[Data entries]
────────────────────
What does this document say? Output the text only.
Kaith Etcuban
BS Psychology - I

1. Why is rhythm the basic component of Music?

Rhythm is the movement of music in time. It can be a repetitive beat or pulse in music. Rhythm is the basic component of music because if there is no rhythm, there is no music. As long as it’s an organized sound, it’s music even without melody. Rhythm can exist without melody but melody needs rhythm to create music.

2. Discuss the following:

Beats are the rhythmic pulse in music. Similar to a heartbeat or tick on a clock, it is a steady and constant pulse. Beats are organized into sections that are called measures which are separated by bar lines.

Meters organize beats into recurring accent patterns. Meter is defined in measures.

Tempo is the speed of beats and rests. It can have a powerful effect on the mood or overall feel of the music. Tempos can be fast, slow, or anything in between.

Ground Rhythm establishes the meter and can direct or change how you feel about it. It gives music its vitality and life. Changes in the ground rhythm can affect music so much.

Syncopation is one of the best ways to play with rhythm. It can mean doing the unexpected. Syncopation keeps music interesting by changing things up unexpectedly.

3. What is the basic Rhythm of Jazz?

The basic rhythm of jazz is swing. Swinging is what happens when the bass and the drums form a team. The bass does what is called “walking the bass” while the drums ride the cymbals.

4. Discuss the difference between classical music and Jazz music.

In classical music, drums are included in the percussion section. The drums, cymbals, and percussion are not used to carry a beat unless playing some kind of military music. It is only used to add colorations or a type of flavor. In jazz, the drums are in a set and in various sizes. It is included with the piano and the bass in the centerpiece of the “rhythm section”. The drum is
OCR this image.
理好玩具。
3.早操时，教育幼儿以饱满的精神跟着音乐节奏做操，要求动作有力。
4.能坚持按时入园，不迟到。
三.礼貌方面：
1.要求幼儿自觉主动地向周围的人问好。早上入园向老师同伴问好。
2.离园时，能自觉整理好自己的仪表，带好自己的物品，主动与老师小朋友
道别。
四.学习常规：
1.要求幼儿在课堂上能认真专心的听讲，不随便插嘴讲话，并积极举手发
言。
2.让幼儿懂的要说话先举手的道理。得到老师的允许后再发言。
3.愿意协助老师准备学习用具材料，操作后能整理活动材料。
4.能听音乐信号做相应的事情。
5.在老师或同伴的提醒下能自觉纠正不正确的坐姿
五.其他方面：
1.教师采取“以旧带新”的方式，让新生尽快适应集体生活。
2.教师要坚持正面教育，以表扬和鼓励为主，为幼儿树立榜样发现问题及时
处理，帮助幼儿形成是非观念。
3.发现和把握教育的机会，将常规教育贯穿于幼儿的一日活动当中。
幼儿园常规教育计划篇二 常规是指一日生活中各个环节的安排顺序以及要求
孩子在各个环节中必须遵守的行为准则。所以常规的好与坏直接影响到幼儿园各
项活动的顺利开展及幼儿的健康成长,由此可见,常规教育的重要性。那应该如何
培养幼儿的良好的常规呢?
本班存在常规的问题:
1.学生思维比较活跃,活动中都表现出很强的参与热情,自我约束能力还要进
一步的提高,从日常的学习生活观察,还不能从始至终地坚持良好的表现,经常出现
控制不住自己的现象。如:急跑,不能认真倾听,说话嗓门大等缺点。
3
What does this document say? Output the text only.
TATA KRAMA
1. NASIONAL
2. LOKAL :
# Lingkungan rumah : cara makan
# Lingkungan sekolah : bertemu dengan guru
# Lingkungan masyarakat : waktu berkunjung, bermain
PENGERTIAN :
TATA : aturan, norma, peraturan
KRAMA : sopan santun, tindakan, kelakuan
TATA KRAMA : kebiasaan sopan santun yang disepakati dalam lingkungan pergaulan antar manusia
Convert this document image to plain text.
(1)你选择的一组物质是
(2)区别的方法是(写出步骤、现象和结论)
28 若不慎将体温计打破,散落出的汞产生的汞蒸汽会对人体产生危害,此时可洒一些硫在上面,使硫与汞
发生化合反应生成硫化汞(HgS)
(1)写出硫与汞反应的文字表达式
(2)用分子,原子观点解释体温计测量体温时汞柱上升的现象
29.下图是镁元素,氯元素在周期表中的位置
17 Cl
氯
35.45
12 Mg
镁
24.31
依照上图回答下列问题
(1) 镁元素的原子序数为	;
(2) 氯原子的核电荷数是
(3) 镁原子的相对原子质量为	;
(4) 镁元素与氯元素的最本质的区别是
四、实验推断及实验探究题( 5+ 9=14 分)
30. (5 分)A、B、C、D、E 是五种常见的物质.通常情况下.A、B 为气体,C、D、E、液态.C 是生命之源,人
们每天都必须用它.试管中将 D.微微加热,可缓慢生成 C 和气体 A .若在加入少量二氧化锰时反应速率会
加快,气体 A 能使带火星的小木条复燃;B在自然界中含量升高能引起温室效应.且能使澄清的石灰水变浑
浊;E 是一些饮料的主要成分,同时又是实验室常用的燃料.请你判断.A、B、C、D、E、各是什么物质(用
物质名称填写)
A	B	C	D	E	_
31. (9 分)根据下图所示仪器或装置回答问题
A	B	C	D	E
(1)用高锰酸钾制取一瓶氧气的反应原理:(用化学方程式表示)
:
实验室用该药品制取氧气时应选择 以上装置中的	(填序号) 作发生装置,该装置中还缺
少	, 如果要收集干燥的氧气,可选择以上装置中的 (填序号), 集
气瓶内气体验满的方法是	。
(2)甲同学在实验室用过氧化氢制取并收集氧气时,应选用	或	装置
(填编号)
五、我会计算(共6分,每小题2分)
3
────────────────────
WRITTEN REQUEST
Each line must be given again exactly as written above.

SOLUTION FOR THIS EXERCISE
What does this document say? Output the text only.
Kaith Etcuban
BS Psychology - I

1. Why is rhythm the basic component of Music?

Rhythm is the movement of music in time. It can be a repetitive beat or pulse in music. Rhythm is the basic component of music because if there is no rhythm, there is no music. As long as it’s an organized sound, it’s music even without melody. Rhythm can exist without melody but melody needs rhythm to create music.

2. Discuss the following:

Beats are the rhythmic pulse in music. Similar to a heartbeat or tick on a clock, it is a steady and constant pulse. Beats are organized into sections that are called measures which are separated by bar lines.

Meters organize beats into recurring accent patterns. Meter is defined in measures.

Tempo is the speed of beats and rests. It can have a powerful effect on the mood or overall feel of the music. Tempos can be fast, slow, or anything in between.

Ground Rhythm establishes the meter and can direct or change how you feel about it. It gives music its vitality and life. Changes in the ground rhythm can affect music so much.

Syncopation is one of the best ways to play with rhythm. It can mean doing the unexpected. Syncopation keeps music interesting by changing things up unexpectedly.

3. What is the basic Rhythm of Jazz?

The basic rhythm of jazz is swing. Swinging is what happens when the bass and the drums form a team. The bass does what is called “walking the bass” while the drums ride the cymbals.

4. Discuss the difference between classical music and Jazz music.

In classical music, drums are included in the percussion section. The drums, cymbals, and percussion are not used to carry a beat unless playing some kind of military music. It is only used to add colorations or a type of flavor. In jazz, the drums are in a set and in various sizes. It is included with the piano and the bass in the centerpiece of the “rhythm section”. The drum is
OCR this image.
理好玩具。
3.早操时，教育幼儿以饱满的精神跟着音乐节奏做操，要求动作有力。
4.能坚持按时入园，不迟到。
三.礼貌方面：
1.要求幼儿自觉主动地向周围的人问好。早上入园向老师同伴问好。
2.离园时，能自觉整理好自己的仪表，带好自己的物品，主动与老师小朋友
道别。
四.学习常规：
1.要求幼儿在课堂上能认真专心的听讲，不随便插嘴讲话，并积极举手发
言。
2.让幼儿懂的要说话先举手的道理。得到老师的允许后再发言。
3.愿意协助老师准备学习用具材料，操作后能整理活动材料。
4.能听音乐信号做相应的事情。
5.在老师或同伴的提醒下能自觉纠正不正确的坐姿
五.其他方面：
1.教师采取“以旧带新”的方式，让新生尽快适应集体生活。
2.教师要坚持正面教育，以表扬和鼓励为主，为幼儿树立榜样发现问题及时
处理，帮助幼儿形成是非观念。
3.发现和把握教育的机会，将常规教育贯穿于幼儿的一日活动当中。
幼儿园常规教育计划篇二 常规是指一日生活中各个环节的安排顺序以及要求
孩子在各个环节中必须遵守的行为准则。所以常规的好与坏直接影响到幼儿园各
项活动的顺利开展及幼儿的健康成长,由此可见,常规教育的重要性。那应该如何
培养幼儿的良好的常规呢?
本班存在常规的问题:
1.学生思维比较活跃,活动中都表现出很强的参与热情,自我约束能力还要进
一步的提高,从日常的学习生活观察,还不能从始至终地坚持良好的表现,经常出现
控制不住自己的现象。如:急跑,不能认真倾听,说话嗓门大等缺点。
3
What does this document say? Output the text only.
TATA KRAMA
1. NASIONAL
2. LOKAL :
# Lingkungan rumah : cara makan
# Lingkungan sekolah : bertemu dengan guru
# Lingkungan masyarakat : waktu berkunjung, bermain
PENGERTIAN :
TATA : aturan, norma, peraturan
KRAMA : sopan santun, tindakan, kelakuan
TATA KRAMA : kebiasaan sopan santun yang disepakati dalam lingkungan pergaulan antar manusia
Convert this document image to plain text.
(1)你选择的一组物质是
(2)区别的方法是(写出步骤、现象和结论)
28 若不慎将体温计打破,散落出的汞产生的汞蒸汽会对人体产生危害,此时可洒一些硫在上面,使硫与汞
发生化合反应生成硫化汞(HgS)
(1)写出硫与汞反应的文字表达式
(2)用分子,原子观点解释体温计测量体温时汞柱上升的现象
29.下图是镁元素,氯元素在周期表中的位置
17 Cl
氯
35.45
12 Mg
镁
24.31
依照上图回答下列问题
(1) 镁元素的原子序数为	;
(2) 氯原子的核电荷数是
(3) 镁原子的相对原子质量为	;
(4) 镁元素与氯元素的最本质的区别是
四、实验推断及实验探究题( 5+ 9=14 分)
30. (5 分)A、B、C、D、E 是五种常见的物质.通常情况下.A、B 为气体,C、D、E、液态.C 是生命之源,人
们每天都必须用它.试管中将 D.微微加热,可缓慢生成 C 和气体 A .若在加入少量二氧化锰时反应速率会
加快,气体 A 能使带火星的小木条复燃;B在自然界中含量升高能引起温室效应.且能使澄清的石灰水变浑
浊;E 是一些饮料的主要成分,同时又是实验室常用的燃料.请你判断.A、B、C、D、E、各是什么物质(用
物质名称填写)
A	B	C	D	E	_
31. (9 分)根据下图所示仪器或装置回答问题
A	B	C	D	E
(1)用高锰酸钾制取一瓶氧气的反应原理:(用化学方程式表示)
:
实验室用该药品制取氧气时应选择 以上装置中的	(填序号) 作发生装置,该装置中还缺
少	, 如果要收集干燥的氧气,可选择以上装置中的 (填序号), 集
气瓶内气体验满的方法是	。
(2)甲同学在实验室用过氧化氢制取并收集氧气时,应选用	或	装置
(填编号)
五、我会计算(共6分,每小题2分)
3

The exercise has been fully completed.